** Written request **
Gather every line below where "массу" appears.

** Provided entries **
####################
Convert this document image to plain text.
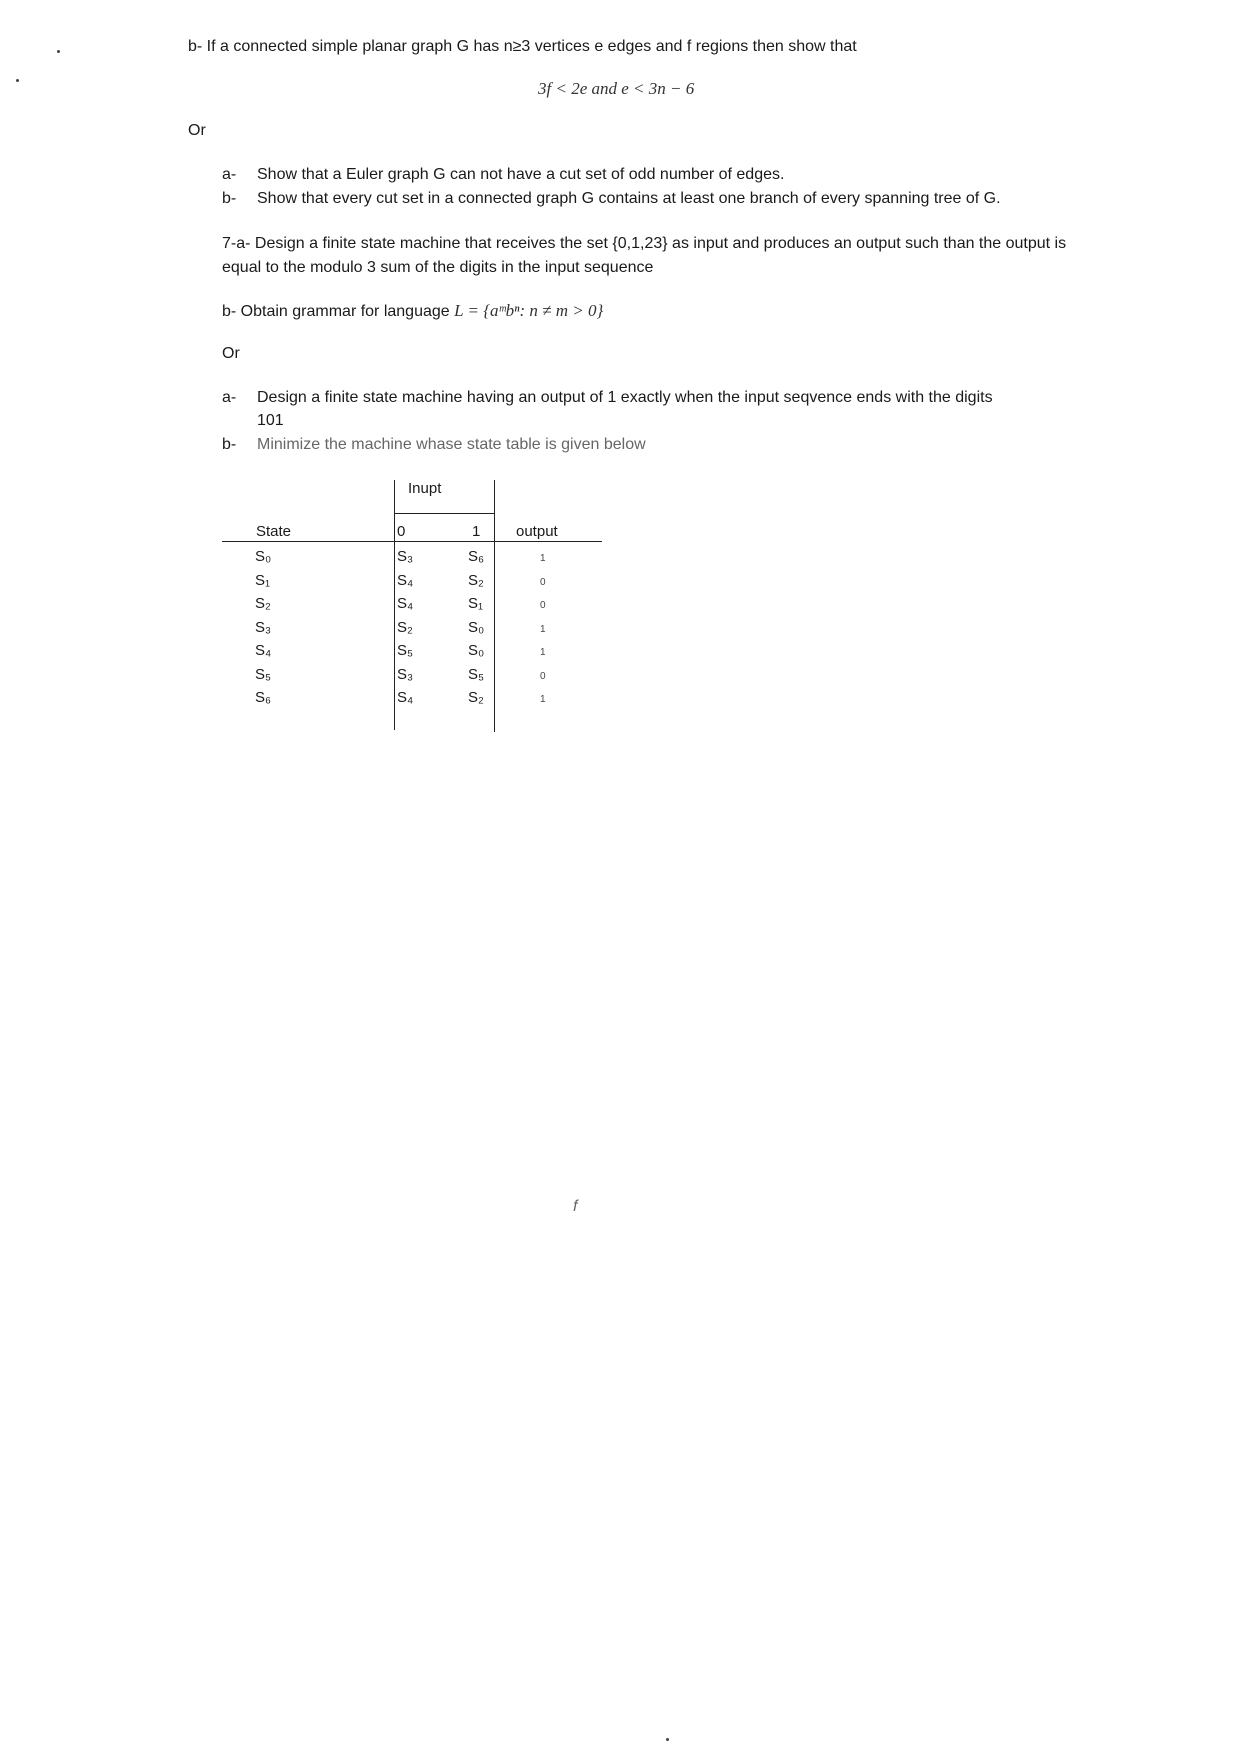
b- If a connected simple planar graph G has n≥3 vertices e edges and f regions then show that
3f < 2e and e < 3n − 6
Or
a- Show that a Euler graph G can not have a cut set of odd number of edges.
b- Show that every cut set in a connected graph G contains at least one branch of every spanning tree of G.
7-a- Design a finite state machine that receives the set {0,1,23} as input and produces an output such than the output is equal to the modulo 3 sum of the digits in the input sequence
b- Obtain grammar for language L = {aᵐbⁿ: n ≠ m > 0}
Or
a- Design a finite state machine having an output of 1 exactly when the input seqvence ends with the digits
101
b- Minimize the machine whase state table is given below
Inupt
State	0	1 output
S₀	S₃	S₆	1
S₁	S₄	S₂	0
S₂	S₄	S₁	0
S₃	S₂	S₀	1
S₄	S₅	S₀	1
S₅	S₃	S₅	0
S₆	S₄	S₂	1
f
####################
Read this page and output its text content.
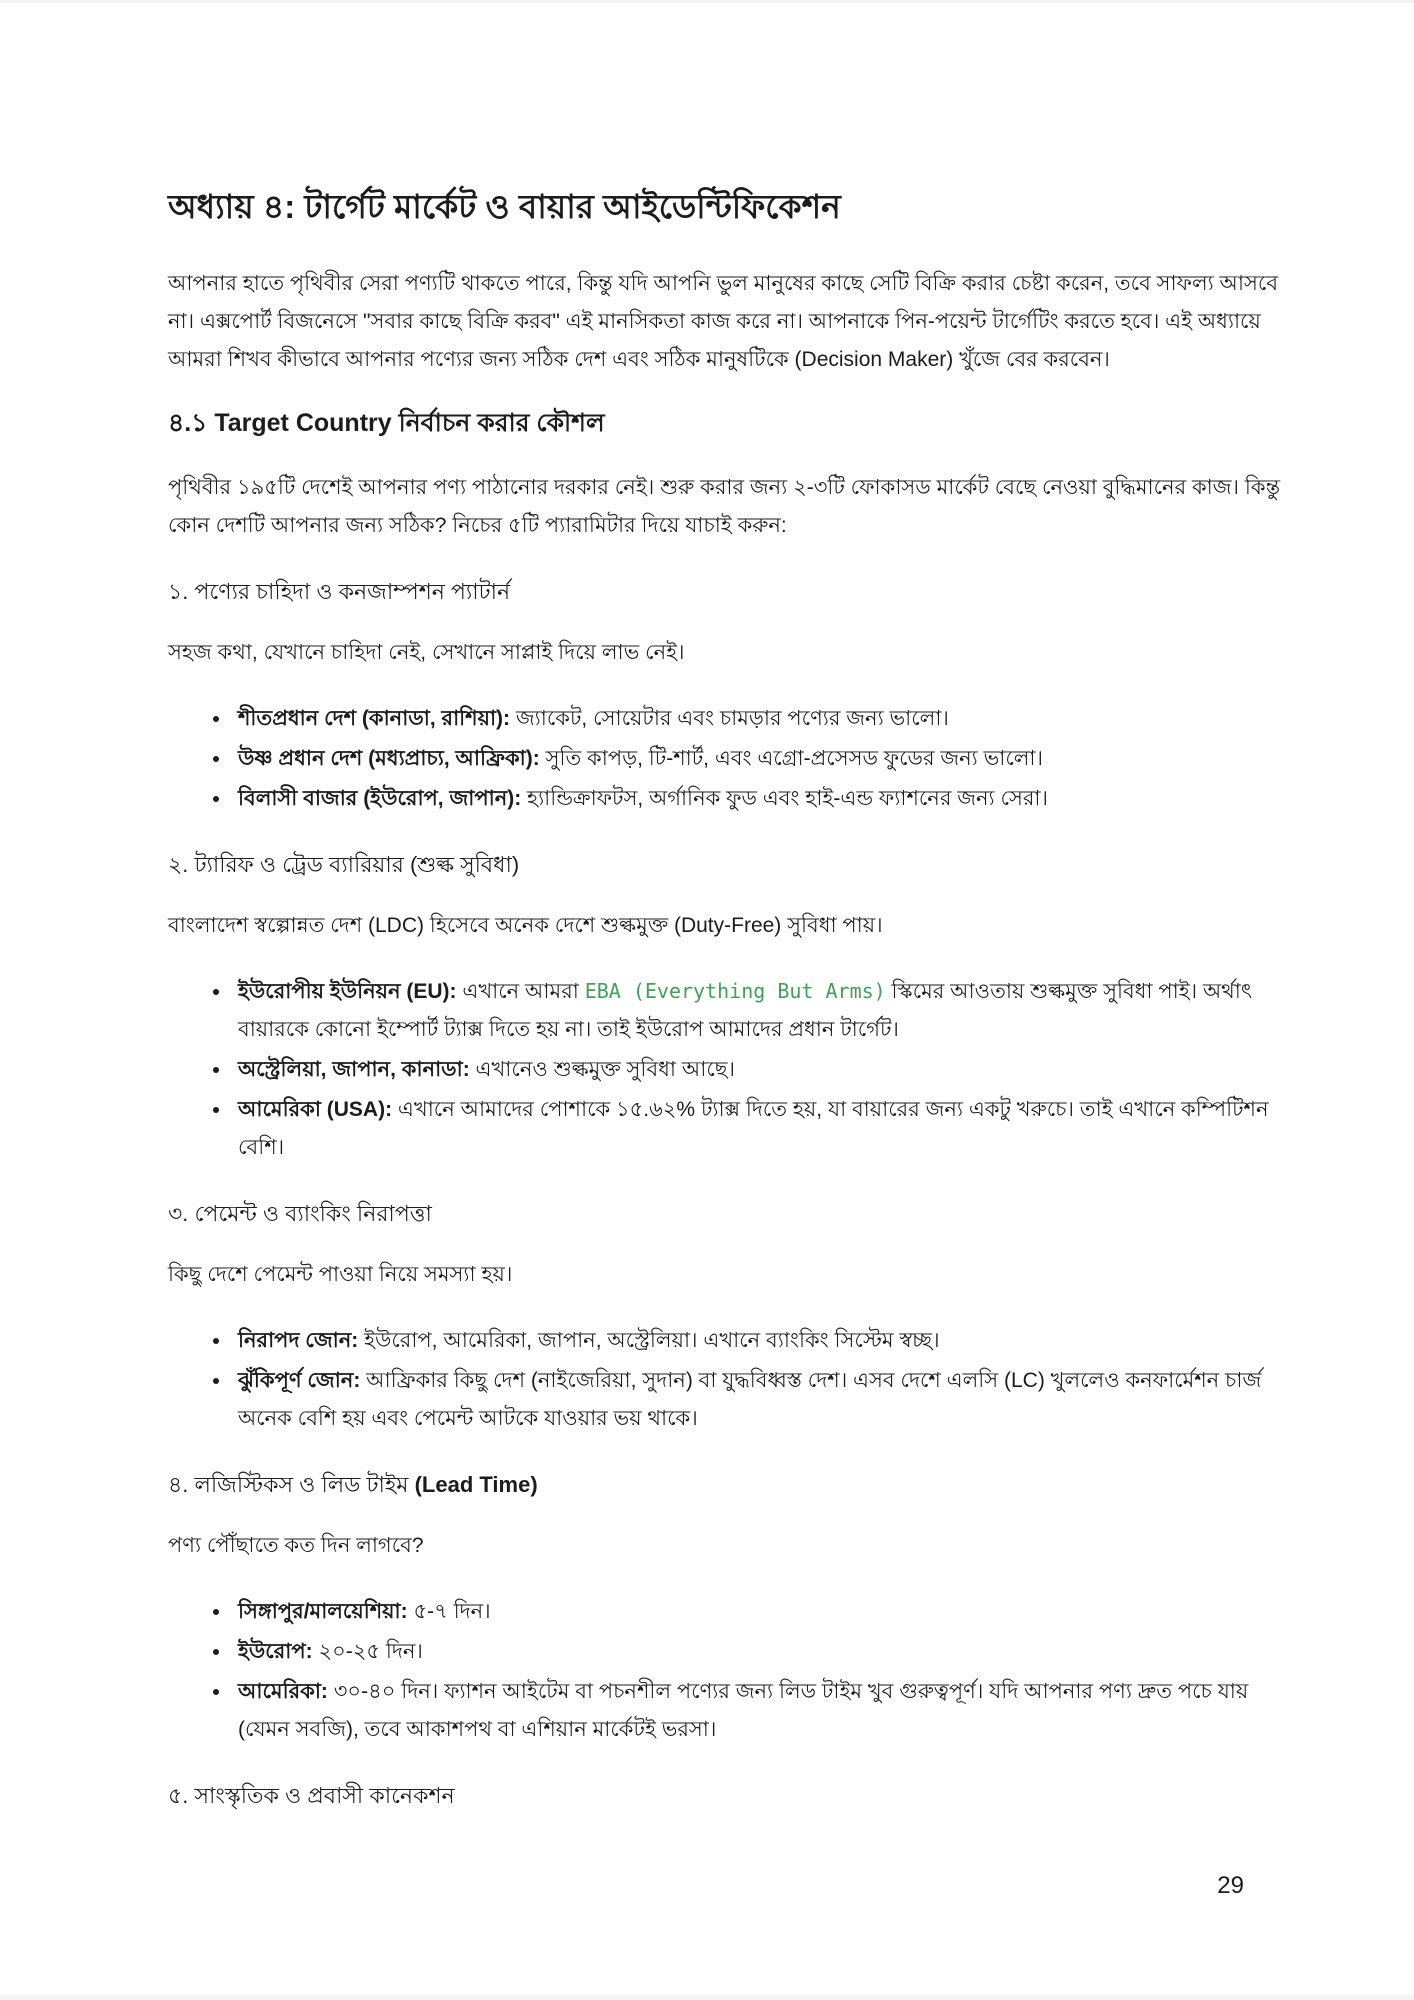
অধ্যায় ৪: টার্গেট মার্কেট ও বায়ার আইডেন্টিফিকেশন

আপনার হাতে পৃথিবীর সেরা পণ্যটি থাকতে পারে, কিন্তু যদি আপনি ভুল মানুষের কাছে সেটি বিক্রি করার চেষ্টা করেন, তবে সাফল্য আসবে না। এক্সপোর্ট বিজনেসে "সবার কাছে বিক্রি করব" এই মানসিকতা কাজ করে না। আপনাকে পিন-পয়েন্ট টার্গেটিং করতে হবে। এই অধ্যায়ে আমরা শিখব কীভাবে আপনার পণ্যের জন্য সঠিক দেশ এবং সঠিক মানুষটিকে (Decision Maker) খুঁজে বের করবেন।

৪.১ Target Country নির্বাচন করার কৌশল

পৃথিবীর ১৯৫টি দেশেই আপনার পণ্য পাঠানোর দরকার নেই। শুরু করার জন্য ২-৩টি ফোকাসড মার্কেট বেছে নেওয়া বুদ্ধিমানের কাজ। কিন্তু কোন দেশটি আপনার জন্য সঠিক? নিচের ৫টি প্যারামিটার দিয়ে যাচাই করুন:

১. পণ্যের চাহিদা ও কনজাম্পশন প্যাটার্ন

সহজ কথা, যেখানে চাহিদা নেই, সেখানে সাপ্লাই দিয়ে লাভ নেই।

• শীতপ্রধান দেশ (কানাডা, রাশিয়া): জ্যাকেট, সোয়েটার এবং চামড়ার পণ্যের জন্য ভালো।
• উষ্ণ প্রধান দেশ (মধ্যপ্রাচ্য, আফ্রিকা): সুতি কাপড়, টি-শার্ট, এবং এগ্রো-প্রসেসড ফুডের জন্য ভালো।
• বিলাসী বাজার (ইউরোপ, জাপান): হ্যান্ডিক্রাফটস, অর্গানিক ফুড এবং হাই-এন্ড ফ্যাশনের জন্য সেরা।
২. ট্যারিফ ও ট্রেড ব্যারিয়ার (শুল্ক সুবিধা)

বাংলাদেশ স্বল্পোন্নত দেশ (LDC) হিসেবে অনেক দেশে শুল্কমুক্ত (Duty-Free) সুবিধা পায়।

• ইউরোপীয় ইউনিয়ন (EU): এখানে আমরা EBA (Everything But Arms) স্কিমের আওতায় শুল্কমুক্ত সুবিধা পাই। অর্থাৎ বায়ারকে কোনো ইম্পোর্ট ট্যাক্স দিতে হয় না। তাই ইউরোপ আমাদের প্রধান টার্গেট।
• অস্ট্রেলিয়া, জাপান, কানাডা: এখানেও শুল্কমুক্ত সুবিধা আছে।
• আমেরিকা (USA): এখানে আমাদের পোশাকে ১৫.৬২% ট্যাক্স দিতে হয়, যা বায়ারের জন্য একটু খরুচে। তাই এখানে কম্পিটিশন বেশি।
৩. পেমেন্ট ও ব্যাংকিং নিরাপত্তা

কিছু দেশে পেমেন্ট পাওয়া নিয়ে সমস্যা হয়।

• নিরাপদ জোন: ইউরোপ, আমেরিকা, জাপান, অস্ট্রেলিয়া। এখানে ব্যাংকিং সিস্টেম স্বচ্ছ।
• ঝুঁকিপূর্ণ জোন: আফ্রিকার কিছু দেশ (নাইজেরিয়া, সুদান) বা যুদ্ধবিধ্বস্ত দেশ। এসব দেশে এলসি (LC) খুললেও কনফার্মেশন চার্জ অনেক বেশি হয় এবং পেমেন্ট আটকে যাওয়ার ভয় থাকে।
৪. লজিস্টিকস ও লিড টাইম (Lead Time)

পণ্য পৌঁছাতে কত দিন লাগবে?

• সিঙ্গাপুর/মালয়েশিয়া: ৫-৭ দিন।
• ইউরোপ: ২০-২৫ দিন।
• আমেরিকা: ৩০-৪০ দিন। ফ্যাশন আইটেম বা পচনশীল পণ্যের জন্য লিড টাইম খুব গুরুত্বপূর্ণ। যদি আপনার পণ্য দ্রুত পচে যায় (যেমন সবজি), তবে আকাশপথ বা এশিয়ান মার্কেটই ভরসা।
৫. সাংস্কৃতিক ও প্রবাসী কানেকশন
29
####################
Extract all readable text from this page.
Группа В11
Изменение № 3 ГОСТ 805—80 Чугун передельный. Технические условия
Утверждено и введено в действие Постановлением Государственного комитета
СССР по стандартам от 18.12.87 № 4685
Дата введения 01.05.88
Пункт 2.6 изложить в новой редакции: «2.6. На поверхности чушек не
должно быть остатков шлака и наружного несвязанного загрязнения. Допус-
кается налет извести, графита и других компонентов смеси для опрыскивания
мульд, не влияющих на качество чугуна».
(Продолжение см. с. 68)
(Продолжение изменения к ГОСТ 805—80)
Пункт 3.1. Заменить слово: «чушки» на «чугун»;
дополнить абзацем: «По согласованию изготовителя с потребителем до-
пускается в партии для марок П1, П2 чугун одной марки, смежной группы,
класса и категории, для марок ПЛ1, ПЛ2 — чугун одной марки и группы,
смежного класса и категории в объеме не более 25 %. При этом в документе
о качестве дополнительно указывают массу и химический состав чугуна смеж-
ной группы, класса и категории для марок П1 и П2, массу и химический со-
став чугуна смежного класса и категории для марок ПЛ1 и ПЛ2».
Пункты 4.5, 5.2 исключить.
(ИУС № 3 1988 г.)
####################
** Complete answer **
о качестве дополнительно указывают массу и химический состав чугуна смеж-
ной группы, класса и категории для марок П1 и П2, массу и химический со-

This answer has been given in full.